== Material provided ==
------------------------------------------------------------------------
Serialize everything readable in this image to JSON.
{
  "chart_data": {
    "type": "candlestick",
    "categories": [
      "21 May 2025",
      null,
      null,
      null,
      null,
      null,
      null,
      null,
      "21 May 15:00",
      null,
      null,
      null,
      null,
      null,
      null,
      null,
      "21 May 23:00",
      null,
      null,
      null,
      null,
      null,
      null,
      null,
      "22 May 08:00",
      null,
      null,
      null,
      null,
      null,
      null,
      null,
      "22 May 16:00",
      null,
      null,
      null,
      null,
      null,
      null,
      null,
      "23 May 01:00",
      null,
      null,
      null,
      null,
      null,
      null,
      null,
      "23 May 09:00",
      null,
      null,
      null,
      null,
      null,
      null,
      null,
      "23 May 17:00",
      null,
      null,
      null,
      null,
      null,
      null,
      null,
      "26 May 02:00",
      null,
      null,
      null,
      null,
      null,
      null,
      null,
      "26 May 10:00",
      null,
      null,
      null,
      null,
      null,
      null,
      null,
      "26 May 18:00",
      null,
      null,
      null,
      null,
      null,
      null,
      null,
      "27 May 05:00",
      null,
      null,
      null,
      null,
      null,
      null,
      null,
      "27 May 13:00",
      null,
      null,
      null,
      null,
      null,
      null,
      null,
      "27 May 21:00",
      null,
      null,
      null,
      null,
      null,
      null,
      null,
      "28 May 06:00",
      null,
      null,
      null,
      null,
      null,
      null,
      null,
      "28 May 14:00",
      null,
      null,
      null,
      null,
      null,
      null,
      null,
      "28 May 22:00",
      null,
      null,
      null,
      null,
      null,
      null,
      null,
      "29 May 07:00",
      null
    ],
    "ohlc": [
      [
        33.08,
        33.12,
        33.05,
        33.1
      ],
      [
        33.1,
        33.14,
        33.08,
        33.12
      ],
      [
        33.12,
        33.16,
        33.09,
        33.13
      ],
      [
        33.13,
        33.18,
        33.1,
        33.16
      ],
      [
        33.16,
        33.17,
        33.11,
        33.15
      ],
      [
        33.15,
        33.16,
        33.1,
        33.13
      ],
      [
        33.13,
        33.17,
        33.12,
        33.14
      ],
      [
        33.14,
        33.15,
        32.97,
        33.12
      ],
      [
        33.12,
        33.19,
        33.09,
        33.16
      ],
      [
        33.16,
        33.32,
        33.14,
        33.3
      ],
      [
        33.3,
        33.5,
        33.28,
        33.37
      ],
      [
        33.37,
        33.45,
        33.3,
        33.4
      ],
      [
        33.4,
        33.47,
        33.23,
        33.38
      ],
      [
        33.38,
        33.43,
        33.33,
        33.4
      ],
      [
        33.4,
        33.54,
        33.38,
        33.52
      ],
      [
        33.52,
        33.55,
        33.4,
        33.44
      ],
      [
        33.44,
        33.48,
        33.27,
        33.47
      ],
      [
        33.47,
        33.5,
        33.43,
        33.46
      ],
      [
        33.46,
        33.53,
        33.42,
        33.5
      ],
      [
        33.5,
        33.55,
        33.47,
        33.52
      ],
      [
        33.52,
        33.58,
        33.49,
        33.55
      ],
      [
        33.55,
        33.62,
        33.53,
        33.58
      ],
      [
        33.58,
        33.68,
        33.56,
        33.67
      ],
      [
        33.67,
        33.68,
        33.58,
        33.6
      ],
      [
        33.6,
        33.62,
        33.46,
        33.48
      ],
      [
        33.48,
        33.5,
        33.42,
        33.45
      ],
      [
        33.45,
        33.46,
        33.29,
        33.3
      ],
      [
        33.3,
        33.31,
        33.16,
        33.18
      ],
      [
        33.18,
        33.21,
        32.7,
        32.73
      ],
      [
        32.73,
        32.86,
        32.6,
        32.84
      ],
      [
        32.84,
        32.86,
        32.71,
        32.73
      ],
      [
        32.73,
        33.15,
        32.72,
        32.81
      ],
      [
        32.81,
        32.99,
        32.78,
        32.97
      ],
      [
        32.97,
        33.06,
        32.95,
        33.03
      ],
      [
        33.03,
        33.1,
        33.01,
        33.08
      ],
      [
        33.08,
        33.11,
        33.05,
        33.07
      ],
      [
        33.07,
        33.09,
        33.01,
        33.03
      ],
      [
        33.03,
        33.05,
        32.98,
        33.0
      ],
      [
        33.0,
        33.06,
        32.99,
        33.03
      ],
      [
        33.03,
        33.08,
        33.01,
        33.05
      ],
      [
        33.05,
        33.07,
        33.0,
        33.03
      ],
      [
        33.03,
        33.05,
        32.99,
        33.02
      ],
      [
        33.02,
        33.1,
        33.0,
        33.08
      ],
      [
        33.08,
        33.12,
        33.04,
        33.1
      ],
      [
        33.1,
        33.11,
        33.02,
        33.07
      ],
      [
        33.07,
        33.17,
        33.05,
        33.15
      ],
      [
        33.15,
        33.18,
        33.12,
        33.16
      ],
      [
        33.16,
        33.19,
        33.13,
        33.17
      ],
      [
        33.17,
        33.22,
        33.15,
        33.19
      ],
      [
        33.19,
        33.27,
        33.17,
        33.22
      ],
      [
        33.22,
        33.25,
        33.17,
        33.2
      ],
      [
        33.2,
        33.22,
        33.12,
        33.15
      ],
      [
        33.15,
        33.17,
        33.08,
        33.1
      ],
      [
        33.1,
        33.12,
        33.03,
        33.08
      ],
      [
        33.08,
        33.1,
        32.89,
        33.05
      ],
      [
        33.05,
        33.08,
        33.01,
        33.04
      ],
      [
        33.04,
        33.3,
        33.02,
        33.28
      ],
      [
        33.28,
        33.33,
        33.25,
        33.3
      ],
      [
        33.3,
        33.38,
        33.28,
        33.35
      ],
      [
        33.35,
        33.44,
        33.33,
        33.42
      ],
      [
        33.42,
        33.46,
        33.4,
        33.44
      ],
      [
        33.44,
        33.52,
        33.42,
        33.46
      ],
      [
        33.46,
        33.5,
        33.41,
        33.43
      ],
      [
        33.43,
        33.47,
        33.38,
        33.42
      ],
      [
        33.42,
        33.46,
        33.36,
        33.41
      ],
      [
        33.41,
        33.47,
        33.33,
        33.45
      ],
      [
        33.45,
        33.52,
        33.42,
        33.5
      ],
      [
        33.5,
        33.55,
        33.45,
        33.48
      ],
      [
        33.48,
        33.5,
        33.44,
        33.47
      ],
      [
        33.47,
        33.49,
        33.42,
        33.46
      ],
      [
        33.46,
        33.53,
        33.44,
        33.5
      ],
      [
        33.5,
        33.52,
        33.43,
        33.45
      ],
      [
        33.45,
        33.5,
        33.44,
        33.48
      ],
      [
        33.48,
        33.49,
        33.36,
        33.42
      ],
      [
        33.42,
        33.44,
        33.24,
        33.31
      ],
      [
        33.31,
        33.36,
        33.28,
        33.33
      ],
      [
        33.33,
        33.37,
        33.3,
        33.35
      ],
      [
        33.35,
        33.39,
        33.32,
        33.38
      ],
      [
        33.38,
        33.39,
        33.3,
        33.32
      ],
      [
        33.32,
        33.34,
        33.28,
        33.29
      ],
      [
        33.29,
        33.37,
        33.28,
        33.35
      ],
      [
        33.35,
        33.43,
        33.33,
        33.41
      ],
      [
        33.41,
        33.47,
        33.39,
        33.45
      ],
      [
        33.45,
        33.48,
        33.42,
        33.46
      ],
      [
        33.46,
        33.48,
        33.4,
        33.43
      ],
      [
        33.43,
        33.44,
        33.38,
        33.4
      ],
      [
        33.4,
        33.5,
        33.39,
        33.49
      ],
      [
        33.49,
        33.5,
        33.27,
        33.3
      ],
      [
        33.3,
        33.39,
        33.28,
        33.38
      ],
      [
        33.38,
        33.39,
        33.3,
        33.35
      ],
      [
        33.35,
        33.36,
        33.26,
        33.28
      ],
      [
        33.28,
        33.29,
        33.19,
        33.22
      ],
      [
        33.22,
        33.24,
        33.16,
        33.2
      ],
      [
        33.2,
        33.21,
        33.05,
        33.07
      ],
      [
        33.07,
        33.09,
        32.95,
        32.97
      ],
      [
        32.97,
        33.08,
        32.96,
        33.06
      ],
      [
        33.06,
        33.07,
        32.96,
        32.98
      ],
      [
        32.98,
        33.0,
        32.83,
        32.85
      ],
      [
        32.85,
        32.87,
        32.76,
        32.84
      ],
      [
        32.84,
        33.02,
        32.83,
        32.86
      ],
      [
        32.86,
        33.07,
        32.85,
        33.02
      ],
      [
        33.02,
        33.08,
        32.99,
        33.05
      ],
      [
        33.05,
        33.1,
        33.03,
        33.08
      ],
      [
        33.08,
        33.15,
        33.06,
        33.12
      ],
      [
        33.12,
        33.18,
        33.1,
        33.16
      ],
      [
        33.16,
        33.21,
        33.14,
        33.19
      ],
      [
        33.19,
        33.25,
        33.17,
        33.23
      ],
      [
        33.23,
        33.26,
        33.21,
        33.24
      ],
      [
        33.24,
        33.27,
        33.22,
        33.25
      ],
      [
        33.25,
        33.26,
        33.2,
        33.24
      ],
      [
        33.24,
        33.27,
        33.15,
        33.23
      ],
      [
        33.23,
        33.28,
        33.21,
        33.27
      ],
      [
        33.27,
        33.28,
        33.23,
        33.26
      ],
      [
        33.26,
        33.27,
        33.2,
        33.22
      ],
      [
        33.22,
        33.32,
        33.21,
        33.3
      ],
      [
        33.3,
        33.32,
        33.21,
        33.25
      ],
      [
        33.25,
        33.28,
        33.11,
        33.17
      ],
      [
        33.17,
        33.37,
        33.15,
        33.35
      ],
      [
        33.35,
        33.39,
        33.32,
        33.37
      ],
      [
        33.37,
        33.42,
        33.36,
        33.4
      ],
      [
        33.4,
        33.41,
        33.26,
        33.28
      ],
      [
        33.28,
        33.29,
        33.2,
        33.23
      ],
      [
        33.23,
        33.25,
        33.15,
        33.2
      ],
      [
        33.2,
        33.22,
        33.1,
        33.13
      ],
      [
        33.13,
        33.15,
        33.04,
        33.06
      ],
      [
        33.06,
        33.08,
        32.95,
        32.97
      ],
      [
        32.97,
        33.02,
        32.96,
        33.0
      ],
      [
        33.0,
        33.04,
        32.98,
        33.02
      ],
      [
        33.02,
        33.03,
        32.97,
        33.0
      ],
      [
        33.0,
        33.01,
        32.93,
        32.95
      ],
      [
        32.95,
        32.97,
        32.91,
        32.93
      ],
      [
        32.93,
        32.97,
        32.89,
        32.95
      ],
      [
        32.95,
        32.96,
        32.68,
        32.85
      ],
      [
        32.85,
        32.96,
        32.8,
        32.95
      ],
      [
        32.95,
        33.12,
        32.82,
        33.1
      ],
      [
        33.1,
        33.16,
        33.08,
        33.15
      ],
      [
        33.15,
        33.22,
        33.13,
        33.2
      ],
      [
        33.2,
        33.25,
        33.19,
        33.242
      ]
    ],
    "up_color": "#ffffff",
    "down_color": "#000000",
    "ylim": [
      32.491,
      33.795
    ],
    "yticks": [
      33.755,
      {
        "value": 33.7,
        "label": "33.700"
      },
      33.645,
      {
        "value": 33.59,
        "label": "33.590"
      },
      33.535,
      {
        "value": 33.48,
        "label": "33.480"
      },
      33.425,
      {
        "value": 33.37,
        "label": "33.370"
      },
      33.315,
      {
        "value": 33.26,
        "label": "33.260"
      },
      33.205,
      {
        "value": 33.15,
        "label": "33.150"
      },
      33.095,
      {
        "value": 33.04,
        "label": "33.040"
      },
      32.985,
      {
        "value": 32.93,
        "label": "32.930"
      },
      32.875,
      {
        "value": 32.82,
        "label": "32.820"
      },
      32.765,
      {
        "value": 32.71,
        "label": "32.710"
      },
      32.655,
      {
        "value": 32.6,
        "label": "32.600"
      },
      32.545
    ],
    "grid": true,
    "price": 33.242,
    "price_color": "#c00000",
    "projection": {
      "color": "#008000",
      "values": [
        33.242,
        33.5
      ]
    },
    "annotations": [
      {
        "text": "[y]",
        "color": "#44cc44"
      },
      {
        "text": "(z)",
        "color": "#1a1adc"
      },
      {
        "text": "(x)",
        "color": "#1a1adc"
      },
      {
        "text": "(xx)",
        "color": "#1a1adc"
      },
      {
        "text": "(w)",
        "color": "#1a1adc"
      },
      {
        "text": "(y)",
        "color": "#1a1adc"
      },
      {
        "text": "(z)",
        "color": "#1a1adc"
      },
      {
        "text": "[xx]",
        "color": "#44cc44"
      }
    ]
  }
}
------------------------------------------------------------------------
== Task to carry out ==
Locate the lines above that hold the word "text". Show every one of them.

== Response to this task ==
        "text": "[y]",
        "text": "(z)",
        "text": "(x)",
        "text": "(xx)",
        "text": "(w)",
        "text": "(y)",
        "text": "(z)",
        "text": "[xx]",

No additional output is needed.